Data for processing start
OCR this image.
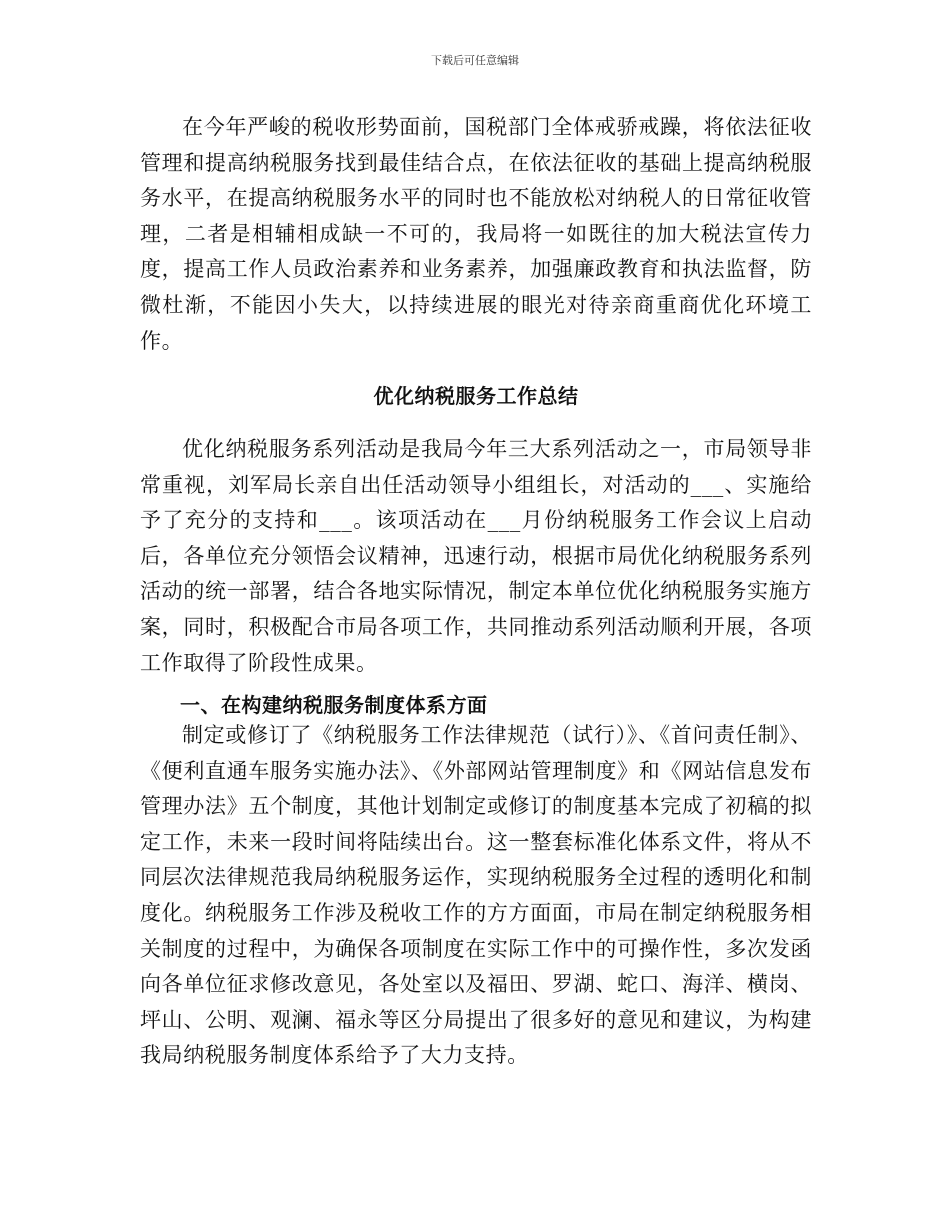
下载后可任意编辑

在今年严峻的税收形势面前，国税部门全体戒骄戒躁，将依法征收管理和提高纳税服务找到最佳结合点，在依法征收的基础上提高纳税服务水平，在提高纳税服务水平的同时也不能放松对纳税人的日常征收管理，二者是相辅相成缺一不可的，我局将一如既往的加大税法宣传力度，提高工作人员政治素养和业务素养，加强廉政教育和执法监督，防微杜渐，不能因小失大，以持续进展的眼光对待亲商重商优化环境工作。

优化纳税服务工作总结

优化纳税服务系列活动是我局今年三大系列活动之一，市局领导非常重视，刘军局长亲自出任活动领导小组组长，对活动的___、实施给予了充分的支持和___。该项活动在___月份纳税服务工作会议上启动后，各单位充分领悟会议精神，迅速行动，根据市局优化纳税服务系列活动的统一部署，结合各地实际情况，制定本单位优化纳税服务实施方案，同时，积极配合市局各项工作，共同推动系列活动顺利开展，各项工作取得了阶段性成果。

一、在构建纳税服务制度体系方面

制定或修订了《纳税服务工作法律规范（试行）》、《首问责任制》、《便利直通车服务实施办法》、《外部网站管理制度》和《网站信息发布管理办法》五个制度，其他计划制定或修订的制度基本完成了初稿的拟定工作，未来一段时间将陆续出台。这一整套标准化体系文件，将从不同层次法律规范我局纳税服务运作，实现纳税服务全过程的透明化和制度化。纳税服务工作涉及税收工作的方方面面，市局在制定纳税服务相关制度的过程中，为确保各项制度在实际工作中的可操作性，多次发函向各单位征求修改意见，各处室以及福田、罗湖、蛇口、海洋、横岗、坪山、公明、观澜、福永等区分局提出了很多好的意见和建议，为构建我局纳税服务制度体系给予了大力支持。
Data for processing end
* [Exercise details] Return every line of the records exactly as given, pictures excluded.

* [Task result]
OCR this image.
下载后可任意编辑

在今年严峻的税收形势面前，国税部门全体戒骄戒躁，将依法征收管理和提高纳税服务找到最佳结合点，在依法征收的基础上提高纳税服务水平，在提高纳税服务水平的同时也不能放松对纳税人的日常征收管理，二者是相辅相成缺一不可的，我局将一如既往的加大税法宣传力度，提高工作人员政治素养和业务素养，加强廉政教育和执法监督，防微杜渐，不能因小失大，以持续进展的眼光对待亲商重商优化环境工作。

优化纳税服务工作总结

优化纳税服务系列活动是我局今年三大系列活动之一，市局领导非常重视，刘军局长亲自出任活动领导小组组长，对活动的___、实施给予了充分的支持和___。该项活动在___月份纳税服务工作会议上启动后，各单位充分领悟会议精神，迅速行动，根据市局优化纳税服务系列活动的统一部署，结合各地实际情况，制定本单位优化纳税服务实施方案，同时，积极配合市局各项工作，共同推动系列活动顺利开展，各项工作取得了阶段性成果。

一、在构建纳税服务制度体系方面

制定或修订了《纳税服务工作法律规范（试行）》、《首问责任制》、《便利直通车服务实施办法》、《外部网站管理制度》和《网站信息发布管理办法》五个制度，其他计划制定或修订的制度基本完成了初稿的拟定工作，未来一段时间将陆续出台。这一整套标准化体系文件，将从不同层次法律规范我局纳税服务运作，实现纳税服务全过程的透明化和制度化。纳税服务工作涉及税收工作的方方面面，市局在制定纳税服务相关制度的过程中，为确保各项制度在实际工作中的可操作性，多次发函向各单位征求修改意见，各处室以及福田、罗湖、蛇口、海洋、横岗、坪山、公明、观澜、福永等区分局提出了很多好的意见和建议，为构建我局纳税服务制度体系给予了大力支持。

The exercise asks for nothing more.